Requirements
Print the records below exactly as they appear.

Stored items from a collection
********

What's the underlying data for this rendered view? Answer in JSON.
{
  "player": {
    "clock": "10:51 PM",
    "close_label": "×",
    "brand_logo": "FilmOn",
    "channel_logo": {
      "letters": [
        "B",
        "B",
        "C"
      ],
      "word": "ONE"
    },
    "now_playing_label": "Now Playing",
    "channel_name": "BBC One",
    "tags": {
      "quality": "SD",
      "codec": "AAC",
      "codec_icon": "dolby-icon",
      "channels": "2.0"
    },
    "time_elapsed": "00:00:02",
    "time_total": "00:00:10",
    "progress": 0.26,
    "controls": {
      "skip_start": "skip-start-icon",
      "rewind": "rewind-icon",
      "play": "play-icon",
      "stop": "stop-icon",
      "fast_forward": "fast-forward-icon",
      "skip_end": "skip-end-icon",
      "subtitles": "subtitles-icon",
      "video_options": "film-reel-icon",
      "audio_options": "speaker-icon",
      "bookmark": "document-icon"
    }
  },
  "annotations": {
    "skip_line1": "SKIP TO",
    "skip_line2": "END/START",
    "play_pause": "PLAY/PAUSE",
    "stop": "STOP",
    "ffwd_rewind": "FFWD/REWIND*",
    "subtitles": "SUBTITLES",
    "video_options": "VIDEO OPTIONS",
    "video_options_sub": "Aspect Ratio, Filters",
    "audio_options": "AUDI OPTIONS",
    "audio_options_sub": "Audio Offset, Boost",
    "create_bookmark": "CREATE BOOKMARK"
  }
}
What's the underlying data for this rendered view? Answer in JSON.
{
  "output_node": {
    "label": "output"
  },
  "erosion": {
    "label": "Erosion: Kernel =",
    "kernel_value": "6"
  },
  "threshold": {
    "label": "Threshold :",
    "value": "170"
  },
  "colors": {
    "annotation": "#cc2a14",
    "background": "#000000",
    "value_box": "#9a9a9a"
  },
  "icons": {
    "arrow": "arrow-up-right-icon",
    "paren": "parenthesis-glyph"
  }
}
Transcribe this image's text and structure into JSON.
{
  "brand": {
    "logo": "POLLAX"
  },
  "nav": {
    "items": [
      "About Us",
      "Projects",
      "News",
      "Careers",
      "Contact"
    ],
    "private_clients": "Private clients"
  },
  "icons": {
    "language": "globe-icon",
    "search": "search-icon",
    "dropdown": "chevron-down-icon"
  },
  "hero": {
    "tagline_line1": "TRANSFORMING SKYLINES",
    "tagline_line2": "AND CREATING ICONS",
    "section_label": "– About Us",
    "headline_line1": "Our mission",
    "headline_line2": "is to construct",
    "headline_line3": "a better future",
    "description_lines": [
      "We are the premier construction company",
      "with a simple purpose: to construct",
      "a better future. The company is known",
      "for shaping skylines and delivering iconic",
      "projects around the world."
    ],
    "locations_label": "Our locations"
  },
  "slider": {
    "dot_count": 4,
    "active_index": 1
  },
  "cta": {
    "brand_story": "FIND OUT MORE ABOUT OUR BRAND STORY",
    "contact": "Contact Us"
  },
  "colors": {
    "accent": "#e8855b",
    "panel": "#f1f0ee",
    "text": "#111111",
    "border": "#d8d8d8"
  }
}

********

Solution
What's the underlying data for this rendered view? Answer in JSON.
{
  "player": {
    "clock": "10:51 PM",
    "close_label": "×",
    "brand_logo": "FilmOn",
    "channel_logo": {
      "letters": [
        "B",
        "B",
        "C"
      ],
      "word": "ONE"
    },
    "now_playing_label": "Now Playing",
    "channel_name": "BBC One",
    "tags": {
      "quality": "SD",
      "codec": "AAC",
      "codec_icon": "dolby-icon",
      "channels": "2.0"
    },
    "time_elapsed": "00:00:02",
    "time_total": "00:00:10",
    "progress": 0.26,
    "controls": {
      "skip_start": "skip-start-icon",
      "rewind": "rewind-icon",
      "play": "play-icon",
      "stop": "stop-icon",
      "fast_forward": "fast-forward-icon",
      "skip_end": "skip-end-icon",
      "subtitles": "subtitles-icon",
      "video_options": "film-reel-icon",
      "audio_options": "speaker-icon",
      "bookmark": "document-icon"
    }
  },
  "annotations": {
    "skip_line1": "SKIP TO",
    "skip_line2": "END/START",
    "play_pause": "PLAY/PAUSE",
    "stop": "STOP",
    "ffwd_rewind": "FFWD/REWIND*",
    "subtitles": "SUBTITLES",
    "video_options": "VIDEO OPTIONS",
    "video_options_sub": "Aspect Ratio, Filters",
    "audio_options": "AUDI OPTIONS",
    "audio_options_sub": "Audio Offset, Boost",
    "create_bookmark": "CREATE BOOKMARK"
  }
}
What's the underlying data for this rendered view? Answer in JSON.
{
  "output_node": {
    "label": "output"
  },
  "erosion": {
    "label": "Erosion: Kernel =",
    "kernel_value": "6"
  },
  "threshold": {
    "label": "Threshold :",
    "value": "170"
  },
  "colors": {
    "annotation": "#cc2a14",
    "background": "#000000",
    "value_box": "#9a9a9a"
  },
  "icons": {
    "arrow": "arrow-up-right-icon",
    "paren": "parenthesis-glyph"
  }
}
Transcribe this image's text and structure into JSON.
{
  "brand": {
    "logo": "POLLAX"
  },
  "nav": {
    "items": [
      "About Us",
      "Projects",
      "News",
      "Careers",
      "Contact"
    ],
    "private_clients": "Private clients"
  },
  "icons": {
    "language": "globe-icon",
    "search": "search-icon",
    "dropdown": "chevron-down-icon"
  },
  "hero": {
    "tagline_line1": "TRANSFORMING SKYLINES",
    "tagline_line2": "AND CREATING ICONS",
    "section_label": "– About Us",
    "headline_line1": "Our mission",
    "headline_line2": "is to construct",
    "headline_line3": "a better future",
    "description_lines": [
      "We are the premier construction company",
      "with a simple purpose: to construct",
      "a better future. The company is known",
      "for shaping skylines and delivering iconic",
      "projects around the world."
    ],
    "locations_label": "Our locations"
  },
  "slider": {
    "dot_count": 4,
    "active_index": 1
  },
  "cta": {
    "brand_story": "FIND OUT MORE ABOUT OUR BRAND STORY",
    "contact": "Contact Us"
  },
  "colors": {
    "accent": "#e8855b",
    "panel": "#f1f0ee",
    "text": "#111111",
    "border": "#d8d8d8"
  }
}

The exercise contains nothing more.